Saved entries

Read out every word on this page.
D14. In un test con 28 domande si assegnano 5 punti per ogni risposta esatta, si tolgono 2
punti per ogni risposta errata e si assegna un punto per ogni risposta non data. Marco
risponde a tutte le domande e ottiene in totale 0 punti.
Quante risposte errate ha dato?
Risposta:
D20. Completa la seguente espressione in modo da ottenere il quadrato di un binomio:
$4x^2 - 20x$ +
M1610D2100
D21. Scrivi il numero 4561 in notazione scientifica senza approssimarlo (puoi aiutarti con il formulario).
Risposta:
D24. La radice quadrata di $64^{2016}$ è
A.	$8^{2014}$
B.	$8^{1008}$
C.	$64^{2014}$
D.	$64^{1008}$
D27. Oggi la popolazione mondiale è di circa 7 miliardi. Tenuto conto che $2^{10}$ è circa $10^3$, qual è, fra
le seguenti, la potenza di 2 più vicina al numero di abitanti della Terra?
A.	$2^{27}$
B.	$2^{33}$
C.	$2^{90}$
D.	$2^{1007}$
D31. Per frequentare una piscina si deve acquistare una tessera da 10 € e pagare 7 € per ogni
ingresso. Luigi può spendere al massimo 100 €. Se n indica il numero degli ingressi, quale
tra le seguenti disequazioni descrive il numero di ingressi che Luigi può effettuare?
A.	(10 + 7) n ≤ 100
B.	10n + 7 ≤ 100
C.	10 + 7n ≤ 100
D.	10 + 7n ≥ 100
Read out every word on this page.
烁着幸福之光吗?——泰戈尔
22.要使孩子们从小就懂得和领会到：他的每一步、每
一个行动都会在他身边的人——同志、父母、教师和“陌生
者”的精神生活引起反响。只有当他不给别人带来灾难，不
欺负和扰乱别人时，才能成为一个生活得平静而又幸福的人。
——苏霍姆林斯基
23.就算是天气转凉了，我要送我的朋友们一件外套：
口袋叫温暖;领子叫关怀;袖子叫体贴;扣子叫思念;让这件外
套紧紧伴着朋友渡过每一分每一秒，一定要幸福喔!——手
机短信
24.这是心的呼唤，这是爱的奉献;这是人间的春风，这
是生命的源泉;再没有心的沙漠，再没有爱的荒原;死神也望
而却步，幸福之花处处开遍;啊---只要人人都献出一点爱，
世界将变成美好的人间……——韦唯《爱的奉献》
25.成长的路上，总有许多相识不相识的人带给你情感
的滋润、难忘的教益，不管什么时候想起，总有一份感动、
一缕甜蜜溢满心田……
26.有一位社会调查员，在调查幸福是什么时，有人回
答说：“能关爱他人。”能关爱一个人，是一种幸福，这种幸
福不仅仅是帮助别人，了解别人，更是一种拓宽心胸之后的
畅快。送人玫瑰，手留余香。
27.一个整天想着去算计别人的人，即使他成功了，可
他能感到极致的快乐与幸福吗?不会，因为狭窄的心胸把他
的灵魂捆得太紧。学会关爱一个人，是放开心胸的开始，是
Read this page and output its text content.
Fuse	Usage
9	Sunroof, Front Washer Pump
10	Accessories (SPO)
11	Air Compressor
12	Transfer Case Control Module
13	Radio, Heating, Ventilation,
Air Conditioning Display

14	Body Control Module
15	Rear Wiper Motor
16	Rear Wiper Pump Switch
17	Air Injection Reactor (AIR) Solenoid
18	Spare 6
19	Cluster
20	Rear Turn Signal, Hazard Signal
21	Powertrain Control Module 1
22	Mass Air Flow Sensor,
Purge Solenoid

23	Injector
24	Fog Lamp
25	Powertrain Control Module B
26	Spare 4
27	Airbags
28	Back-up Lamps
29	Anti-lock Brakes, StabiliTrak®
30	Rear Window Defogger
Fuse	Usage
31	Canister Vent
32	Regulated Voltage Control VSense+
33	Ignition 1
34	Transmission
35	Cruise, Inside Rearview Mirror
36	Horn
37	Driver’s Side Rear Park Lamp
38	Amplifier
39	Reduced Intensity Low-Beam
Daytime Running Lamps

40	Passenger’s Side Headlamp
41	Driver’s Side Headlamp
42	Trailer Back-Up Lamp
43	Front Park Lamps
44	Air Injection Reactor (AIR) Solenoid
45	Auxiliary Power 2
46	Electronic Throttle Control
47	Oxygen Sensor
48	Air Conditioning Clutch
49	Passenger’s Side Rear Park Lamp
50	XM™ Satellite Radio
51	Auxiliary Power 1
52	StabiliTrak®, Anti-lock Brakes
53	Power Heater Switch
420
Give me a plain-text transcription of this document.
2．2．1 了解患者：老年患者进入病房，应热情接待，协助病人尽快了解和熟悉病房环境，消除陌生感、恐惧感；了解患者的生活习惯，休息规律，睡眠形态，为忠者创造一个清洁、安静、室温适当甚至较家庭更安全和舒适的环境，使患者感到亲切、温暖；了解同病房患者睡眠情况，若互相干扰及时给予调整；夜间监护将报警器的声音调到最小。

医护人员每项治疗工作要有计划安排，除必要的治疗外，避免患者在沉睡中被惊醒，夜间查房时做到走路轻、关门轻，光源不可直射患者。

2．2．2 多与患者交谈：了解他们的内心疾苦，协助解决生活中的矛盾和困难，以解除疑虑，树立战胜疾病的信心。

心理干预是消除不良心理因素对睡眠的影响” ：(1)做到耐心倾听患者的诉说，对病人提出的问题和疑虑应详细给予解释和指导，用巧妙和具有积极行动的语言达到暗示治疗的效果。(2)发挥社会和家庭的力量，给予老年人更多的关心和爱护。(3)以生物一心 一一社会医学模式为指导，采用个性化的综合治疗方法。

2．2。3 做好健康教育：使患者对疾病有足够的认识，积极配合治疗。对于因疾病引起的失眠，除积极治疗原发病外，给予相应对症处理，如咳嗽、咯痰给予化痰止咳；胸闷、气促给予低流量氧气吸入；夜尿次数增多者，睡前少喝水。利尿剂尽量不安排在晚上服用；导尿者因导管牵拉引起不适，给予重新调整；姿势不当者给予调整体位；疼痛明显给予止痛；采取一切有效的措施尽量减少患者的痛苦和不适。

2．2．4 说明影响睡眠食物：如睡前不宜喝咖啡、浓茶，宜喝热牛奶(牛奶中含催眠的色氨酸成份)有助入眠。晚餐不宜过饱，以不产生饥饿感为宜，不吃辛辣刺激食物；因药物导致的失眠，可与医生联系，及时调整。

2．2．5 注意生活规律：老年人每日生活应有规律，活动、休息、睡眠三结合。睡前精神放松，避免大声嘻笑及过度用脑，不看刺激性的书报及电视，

- WHAT THE TASK REQUIRES -
Where a line above includes "domande", copy that line.

- OUTPUT FOR THIS TASK -
D14. In un test con 28 domande si assegnano 5 punti per ogni risposta esatta, si tolgono 2
risponde a tutte le domande e ottiene in totale 0 punti.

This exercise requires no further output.